§ **Brief**
Determine which lines contain the word "Page", then copy those lines.

════

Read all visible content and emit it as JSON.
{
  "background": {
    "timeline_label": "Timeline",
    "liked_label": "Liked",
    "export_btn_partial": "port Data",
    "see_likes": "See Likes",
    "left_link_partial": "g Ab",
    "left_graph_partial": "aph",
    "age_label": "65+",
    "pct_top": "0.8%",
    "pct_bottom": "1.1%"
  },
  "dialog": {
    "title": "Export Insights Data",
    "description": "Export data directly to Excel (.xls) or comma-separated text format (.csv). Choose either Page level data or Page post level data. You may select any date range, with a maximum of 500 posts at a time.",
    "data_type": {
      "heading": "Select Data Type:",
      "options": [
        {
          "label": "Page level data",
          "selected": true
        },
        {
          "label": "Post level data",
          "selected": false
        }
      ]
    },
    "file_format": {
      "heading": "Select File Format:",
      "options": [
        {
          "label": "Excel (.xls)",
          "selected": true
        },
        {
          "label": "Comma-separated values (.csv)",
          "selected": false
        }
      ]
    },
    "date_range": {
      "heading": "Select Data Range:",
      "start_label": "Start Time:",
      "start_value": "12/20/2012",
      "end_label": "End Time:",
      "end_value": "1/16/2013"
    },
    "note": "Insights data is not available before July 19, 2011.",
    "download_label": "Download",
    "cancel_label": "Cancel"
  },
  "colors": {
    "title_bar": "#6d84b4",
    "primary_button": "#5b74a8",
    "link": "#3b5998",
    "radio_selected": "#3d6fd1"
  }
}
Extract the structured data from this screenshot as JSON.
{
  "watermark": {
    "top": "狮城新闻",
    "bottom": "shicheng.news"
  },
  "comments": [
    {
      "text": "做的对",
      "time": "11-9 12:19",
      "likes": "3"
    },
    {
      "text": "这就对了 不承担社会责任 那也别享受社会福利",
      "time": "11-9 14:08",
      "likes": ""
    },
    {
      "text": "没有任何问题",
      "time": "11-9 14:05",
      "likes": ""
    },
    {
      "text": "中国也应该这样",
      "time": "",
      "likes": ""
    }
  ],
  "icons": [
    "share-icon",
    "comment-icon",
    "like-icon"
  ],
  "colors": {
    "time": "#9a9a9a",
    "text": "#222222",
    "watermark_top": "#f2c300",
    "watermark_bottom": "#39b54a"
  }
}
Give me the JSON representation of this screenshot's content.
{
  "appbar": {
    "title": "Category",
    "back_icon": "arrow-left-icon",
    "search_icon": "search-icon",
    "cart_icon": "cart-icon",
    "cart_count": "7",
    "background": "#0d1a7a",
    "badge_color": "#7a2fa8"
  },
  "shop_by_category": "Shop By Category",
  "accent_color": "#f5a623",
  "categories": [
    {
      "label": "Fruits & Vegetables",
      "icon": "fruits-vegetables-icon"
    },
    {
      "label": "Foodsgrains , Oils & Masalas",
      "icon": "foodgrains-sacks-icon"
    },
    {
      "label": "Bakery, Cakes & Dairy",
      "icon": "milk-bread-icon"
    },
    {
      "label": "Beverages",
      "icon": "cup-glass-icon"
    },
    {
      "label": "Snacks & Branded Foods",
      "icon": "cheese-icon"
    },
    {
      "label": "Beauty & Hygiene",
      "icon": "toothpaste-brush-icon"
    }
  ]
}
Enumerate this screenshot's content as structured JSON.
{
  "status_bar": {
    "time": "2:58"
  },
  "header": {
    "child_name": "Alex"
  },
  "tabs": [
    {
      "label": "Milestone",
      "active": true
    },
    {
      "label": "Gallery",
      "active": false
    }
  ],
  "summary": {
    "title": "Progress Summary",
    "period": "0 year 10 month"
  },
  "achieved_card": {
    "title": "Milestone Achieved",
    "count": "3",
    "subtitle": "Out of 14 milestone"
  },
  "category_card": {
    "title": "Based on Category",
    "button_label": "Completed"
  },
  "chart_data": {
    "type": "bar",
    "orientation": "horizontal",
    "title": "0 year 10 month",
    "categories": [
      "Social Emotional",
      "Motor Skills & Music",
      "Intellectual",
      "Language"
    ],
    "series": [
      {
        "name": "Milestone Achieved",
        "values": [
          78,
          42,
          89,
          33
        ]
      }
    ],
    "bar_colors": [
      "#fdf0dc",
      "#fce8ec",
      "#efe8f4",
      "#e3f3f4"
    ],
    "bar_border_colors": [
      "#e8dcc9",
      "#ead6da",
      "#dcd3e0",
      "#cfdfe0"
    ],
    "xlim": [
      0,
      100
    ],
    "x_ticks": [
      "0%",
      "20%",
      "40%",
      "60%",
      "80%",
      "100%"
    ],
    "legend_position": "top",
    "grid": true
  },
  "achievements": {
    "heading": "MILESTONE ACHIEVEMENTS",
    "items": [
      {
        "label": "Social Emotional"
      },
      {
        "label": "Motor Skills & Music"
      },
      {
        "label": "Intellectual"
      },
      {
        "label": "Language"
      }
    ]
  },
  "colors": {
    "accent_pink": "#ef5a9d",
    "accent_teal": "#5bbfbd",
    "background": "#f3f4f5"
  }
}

════

§ **Reply to the task**
    "description": "Export data directly to Excel (.xls) or comma-separated text format (.csv). Choose either Page level data or Page post level data. You may select any date range, with a maximum of 500 posts at a time.",
          "label": "Page level data",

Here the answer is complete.